WHAT YOU ARE ASKED TO DO: Filter the entries below, keeping only lines with the word "respecte".

▬▬▬▬▬▬▬▬▬▬

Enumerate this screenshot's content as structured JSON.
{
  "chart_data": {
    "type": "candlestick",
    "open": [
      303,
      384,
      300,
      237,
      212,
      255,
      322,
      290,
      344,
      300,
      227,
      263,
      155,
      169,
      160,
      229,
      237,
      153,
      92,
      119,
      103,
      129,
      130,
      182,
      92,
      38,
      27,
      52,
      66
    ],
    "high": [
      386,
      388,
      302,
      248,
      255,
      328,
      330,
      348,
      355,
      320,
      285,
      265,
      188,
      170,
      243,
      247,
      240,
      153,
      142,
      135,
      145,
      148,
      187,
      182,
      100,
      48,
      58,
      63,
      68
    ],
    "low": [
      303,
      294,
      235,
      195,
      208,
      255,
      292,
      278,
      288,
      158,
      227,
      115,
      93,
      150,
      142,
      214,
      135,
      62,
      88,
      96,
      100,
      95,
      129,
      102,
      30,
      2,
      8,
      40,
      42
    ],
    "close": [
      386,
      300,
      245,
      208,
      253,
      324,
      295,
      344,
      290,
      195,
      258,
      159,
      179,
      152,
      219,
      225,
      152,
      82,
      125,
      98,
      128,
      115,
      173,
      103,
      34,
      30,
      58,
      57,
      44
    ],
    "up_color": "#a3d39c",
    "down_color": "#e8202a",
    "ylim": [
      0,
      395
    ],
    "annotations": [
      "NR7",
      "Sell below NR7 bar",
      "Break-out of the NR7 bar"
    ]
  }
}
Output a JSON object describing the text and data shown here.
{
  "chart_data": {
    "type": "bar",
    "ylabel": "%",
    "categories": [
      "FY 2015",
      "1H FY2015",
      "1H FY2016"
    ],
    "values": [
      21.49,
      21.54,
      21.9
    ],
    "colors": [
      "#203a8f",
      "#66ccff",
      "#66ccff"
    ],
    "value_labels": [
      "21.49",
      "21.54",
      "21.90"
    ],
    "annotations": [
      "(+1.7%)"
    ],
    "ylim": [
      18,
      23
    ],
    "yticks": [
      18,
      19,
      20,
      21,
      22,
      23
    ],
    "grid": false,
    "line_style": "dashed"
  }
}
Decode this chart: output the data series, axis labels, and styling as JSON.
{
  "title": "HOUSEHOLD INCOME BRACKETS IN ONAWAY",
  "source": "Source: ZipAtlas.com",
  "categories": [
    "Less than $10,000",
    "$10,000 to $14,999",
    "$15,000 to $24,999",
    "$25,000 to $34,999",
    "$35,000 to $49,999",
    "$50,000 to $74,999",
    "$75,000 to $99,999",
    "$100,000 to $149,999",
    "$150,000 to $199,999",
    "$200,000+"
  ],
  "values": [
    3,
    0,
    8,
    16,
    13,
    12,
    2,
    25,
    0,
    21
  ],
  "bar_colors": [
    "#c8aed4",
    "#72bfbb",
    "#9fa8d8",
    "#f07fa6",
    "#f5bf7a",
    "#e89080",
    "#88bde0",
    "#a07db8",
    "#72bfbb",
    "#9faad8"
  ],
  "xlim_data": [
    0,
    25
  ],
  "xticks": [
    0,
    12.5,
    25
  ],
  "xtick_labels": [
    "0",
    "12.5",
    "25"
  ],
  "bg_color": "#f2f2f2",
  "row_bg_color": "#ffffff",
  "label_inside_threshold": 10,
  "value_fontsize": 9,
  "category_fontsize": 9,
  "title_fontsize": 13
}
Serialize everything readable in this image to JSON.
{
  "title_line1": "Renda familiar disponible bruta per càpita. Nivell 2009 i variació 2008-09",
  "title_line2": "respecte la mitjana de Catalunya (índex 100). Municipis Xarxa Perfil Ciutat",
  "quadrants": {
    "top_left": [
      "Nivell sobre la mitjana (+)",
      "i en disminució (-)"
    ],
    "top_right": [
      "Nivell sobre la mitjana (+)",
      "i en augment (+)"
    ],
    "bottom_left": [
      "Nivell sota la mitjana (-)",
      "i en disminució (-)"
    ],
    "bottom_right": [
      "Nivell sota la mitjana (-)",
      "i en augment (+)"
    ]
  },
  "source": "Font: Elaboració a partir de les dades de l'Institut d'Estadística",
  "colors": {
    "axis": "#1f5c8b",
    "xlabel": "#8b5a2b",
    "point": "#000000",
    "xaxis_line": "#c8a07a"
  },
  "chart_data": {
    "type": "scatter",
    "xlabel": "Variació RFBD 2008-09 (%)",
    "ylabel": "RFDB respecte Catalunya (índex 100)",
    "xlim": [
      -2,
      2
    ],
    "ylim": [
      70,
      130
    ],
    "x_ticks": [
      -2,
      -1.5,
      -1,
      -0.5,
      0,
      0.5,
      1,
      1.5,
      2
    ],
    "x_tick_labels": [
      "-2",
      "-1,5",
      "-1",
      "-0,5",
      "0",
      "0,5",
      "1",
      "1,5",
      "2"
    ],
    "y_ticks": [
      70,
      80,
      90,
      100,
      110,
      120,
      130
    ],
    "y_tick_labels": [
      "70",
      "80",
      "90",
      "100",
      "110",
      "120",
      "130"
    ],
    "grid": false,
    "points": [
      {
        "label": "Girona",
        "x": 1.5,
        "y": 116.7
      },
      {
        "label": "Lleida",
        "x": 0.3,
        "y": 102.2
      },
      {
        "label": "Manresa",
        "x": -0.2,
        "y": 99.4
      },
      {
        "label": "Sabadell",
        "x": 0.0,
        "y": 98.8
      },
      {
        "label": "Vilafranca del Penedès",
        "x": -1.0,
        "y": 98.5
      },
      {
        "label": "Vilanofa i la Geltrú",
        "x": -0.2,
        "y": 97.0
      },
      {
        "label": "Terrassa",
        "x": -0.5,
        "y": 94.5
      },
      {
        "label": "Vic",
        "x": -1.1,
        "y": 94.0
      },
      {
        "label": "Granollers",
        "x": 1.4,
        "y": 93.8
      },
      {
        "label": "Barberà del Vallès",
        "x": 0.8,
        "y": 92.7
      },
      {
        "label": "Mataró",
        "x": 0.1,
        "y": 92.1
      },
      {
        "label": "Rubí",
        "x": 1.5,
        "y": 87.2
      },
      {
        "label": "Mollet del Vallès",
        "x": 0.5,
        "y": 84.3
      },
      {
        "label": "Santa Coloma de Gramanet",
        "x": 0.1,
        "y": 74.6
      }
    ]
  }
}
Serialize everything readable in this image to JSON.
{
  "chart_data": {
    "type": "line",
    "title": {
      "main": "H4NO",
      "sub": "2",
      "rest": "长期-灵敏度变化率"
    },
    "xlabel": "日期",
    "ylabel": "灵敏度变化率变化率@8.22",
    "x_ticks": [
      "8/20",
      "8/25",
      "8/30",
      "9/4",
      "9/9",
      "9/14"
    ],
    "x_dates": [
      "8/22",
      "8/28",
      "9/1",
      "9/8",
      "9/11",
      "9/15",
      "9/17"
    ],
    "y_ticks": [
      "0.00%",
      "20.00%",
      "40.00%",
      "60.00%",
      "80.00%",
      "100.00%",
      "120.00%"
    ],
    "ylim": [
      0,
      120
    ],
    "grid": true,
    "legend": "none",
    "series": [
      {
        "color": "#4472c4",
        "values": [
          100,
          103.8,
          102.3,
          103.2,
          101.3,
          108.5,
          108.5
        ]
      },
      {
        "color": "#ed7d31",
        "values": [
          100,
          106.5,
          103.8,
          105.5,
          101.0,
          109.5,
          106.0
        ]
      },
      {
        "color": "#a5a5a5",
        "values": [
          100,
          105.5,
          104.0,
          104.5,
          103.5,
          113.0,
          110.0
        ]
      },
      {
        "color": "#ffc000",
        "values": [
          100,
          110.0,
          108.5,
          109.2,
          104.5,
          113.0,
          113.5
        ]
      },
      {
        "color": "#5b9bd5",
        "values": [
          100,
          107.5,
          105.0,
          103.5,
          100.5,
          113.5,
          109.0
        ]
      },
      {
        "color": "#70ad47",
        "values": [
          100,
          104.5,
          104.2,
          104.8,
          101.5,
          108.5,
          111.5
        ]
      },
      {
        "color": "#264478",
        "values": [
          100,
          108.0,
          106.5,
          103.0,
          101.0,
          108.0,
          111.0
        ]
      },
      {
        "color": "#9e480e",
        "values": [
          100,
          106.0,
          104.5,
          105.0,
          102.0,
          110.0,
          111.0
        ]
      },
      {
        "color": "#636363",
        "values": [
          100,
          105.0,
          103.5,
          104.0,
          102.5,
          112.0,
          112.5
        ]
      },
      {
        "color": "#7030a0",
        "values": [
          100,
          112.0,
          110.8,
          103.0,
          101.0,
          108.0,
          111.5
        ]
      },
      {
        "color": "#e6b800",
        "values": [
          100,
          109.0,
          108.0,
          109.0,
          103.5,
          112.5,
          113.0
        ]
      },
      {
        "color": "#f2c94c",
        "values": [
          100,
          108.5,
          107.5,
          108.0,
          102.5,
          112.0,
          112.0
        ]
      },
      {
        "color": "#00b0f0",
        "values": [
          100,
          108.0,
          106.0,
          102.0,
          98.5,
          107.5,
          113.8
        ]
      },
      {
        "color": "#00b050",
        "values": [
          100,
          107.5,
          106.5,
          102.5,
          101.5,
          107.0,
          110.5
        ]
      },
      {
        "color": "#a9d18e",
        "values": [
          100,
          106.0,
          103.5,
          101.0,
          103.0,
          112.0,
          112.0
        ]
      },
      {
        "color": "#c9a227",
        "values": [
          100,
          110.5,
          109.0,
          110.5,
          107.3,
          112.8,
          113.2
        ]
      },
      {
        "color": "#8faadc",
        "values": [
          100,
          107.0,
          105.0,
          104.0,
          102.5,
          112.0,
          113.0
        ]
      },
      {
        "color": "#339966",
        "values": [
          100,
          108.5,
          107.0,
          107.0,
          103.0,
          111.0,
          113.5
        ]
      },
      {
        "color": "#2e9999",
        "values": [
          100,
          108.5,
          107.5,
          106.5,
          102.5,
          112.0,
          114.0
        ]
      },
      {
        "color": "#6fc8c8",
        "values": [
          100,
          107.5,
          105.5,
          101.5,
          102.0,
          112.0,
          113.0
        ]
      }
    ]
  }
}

▬▬▬▬▬▬▬▬▬▬

RESULT BELOW:
  "title_line2": "respecte la mitjana de Catalunya (índex 100). Municipis Xarxa Perfil Ciutat",
    "ylabel": "RFDB respecte Catalunya (índex 100)",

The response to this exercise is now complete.